[Start of TASK INPUTS]

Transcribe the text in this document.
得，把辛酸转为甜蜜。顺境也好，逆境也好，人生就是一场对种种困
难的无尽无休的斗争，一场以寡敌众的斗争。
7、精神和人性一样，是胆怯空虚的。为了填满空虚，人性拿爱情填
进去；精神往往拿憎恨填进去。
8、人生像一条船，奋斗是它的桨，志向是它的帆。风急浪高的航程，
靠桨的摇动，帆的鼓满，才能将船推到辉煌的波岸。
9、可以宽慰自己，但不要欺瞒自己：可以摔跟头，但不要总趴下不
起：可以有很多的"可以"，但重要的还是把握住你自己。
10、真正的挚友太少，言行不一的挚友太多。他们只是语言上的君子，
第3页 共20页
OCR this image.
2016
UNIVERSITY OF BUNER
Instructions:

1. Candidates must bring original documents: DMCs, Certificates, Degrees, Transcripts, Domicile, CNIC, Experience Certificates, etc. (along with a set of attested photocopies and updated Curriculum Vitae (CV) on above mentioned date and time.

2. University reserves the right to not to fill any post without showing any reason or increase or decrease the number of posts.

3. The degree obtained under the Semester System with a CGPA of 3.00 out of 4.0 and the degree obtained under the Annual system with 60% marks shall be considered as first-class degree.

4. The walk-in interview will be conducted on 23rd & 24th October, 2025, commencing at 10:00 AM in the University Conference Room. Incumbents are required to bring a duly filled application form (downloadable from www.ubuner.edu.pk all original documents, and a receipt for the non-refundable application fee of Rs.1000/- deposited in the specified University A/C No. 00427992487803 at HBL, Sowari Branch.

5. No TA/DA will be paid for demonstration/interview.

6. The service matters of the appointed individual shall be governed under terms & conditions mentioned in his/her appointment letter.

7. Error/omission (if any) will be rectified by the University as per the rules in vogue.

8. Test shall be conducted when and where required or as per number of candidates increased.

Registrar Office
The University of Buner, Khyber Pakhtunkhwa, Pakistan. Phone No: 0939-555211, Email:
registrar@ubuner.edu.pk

[End of TASK INPUTS]

[GOAL]
Each entry must be reproduced verbatim.

[RESPONSE]
Transcribe the text in this document.
得，把辛酸转为甜蜜。顺境也好，逆境也好，人生就是一场对种种困
难的无尽无休的斗争，一场以寡敌众的斗争。
7、精神和人性一样，是胆怯空虚的。为了填满空虚，人性拿爱情填
进去；精神往往拿憎恨填进去。
8、人生像一条船，奋斗是它的桨，志向是它的帆。风急浪高的航程，
靠桨的摇动，帆的鼓满，才能将船推到辉煌的波岸。
9、可以宽慰自己，但不要欺瞒自己：可以摔跟头，但不要总趴下不
起：可以有很多的"可以"，但重要的还是把握住你自己。
10、真正的挚友太少，言行不一的挚友太多。他们只是语言上的君子，
第3页 共20页
OCR this image.
2016
UNIVERSITY OF BUNER
Instructions:

1. Candidates must bring original documents: DMCs, Certificates, Degrees, Transcripts, Domicile, CNIC, Experience Certificates, etc. (along with a set of attested photocopies and updated Curriculum Vitae (CV) on above mentioned date and time.

2. University reserves the right to not to fill any post without showing any reason or increase or decrease the number of posts.

3. The degree obtained under the Semester System with a CGPA of 3.00 out of 4.0 and the degree obtained under the Annual system with 60% marks shall be considered as first-class degree.

4. The walk-in interview will be conducted on 23rd & 24th October, 2025, commencing at 10:00 AM in the University Conference Room. Incumbents are required to bring a duly filled application form (downloadable from www.ubuner.edu.pk all original documents, and a receipt for the non-refundable application fee of Rs.1000/- deposited in the specified University A/C No. 00427992487803 at HBL, Sowari Branch.

5. No TA/DA will be paid for demonstration/interview.

6. The service matters of the appointed individual shall be governed under terms & conditions mentioned in his/her appointment letter.

7. Error/omission (if any) will be rectified by the University as per the rules in vogue.

8. Test shall be conducted when and where required or as per number of candidates increased.

Registrar Office
The University of Buner, Khyber Pakhtunkhwa, Pakistan. Phone No: 0939-555211, Email:
registrar@ubuner.edu.pk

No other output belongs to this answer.